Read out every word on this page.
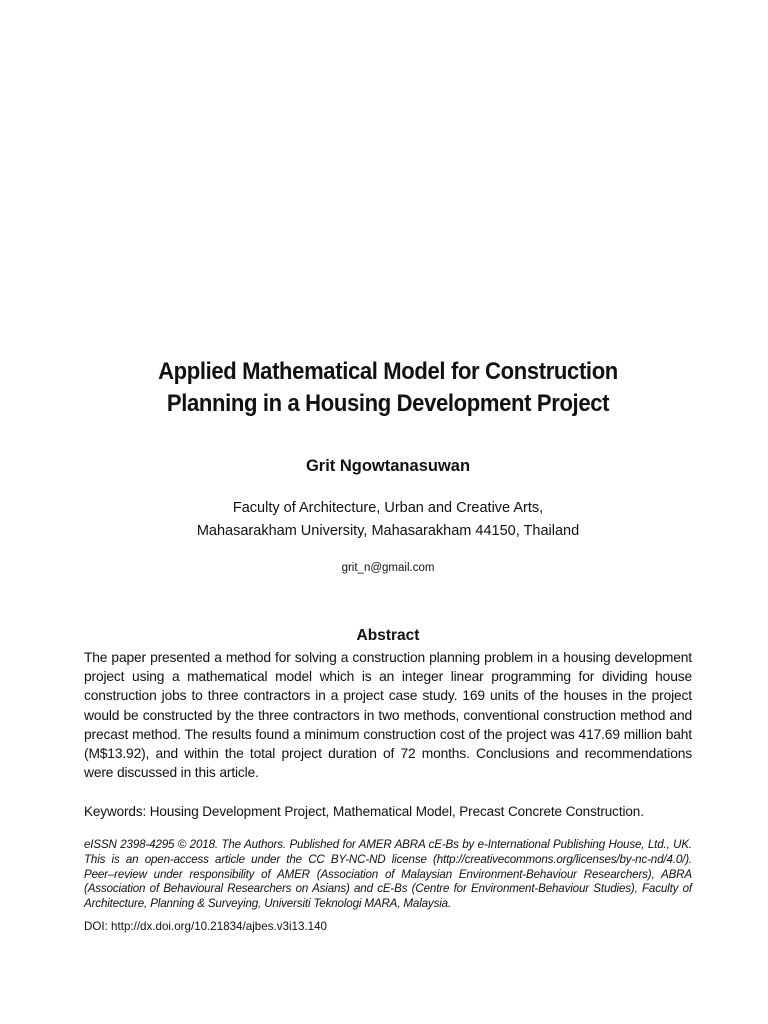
Applied Mathematical Model for Construction
Planning in a Housing Development Project
Grit Ngowtanasuwan
Faculty of Architecture, Urban and Creative Arts,
Mahasarakham University, Mahasarakham 44150, Thailand
grit_n@gmail.com
Abstract
The paper presented a method for solving a construction planning problem in a housing development project using a mathematical model which is an integer linear programming for dividing house construction jobs to three contractors in a project case study. 169 units of the houses in the project would be constructed by the three contractors in two methods, conventional construction method and precast method. The results found a minimum construction cost of the project was 417.69 million baht (M$13.92), and within the total project duration of 72 months. Conclusions and recommendations were discussed in this article.
Keywords: Housing Development Project, Mathematical Model, Precast Concrete Construction.
eISSN 2398-4295 © 2018. The Authors. Published for AMER ABRA cE-Bs by e-International Publishing House, Ltd., UK. This is an open-access article under the CC BY-NC-ND license (http://creativecommons.org/licenses/by-nc-nd/4.0/). Peer–review under responsibility of AMER (Association of Malaysian Environment-Behaviour Researchers), ABRA (Association of Behavioural Researchers on Asians) and cE-Bs (Centre for Environment-Behaviour Studies), Faculty of Architecture, Planning & Surveying, Universiti Teknologi MARA, Malaysia.
DOI: http://dx.doi.org/10.21834/ajbes.v3i13.140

····················

Give back the entries verbatim. Do not include any picture.

OUTPUT:
Read out every word on this page.
Applied Mathematical Model for Construction
Planning in a Housing Development Project
Grit Ngowtanasuwan
Faculty of Architecture, Urban and Creative Arts,
Mahasarakham University, Mahasarakham 44150, Thailand
grit_n@gmail.com
Abstract
The paper presented a method for solving a construction planning problem in a housing development project using a mathematical model which is an integer linear programming for dividing house construction jobs to three contractors in a project case study. 169 units of the houses in the project would be constructed by the three contractors in two methods, conventional construction method and precast method. The results found a minimum construction cost of the project was 417.69 million baht (M$13.92), and within the total project duration of 72 months. Conclusions and recommendations were discussed in this article.
Keywords: Housing Development Project, Mathematical Model, Precast Concrete Construction.
eISSN 2398-4295 © 2018. The Authors. Published for AMER ABRA cE-Bs by e-International Publishing House, Ltd., UK. This is an open-access article under the CC BY-NC-ND license (http://creativecommons.org/licenses/by-nc-nd/4.0/). Peer–review under responsibility of AMER (Association of Malaysian Environment-Behaviour Researchers), ABRA (Association of Behavioural Researchers on Asians) and cE-Bs (Centre for Environment-Behaviour Studies), Faculty of Architecture, Planning & Surveying, Universiti Teknologi MARA, Malaysia.
DOI: http://dx.doi.org/10.21834/ajbes.v3i13.140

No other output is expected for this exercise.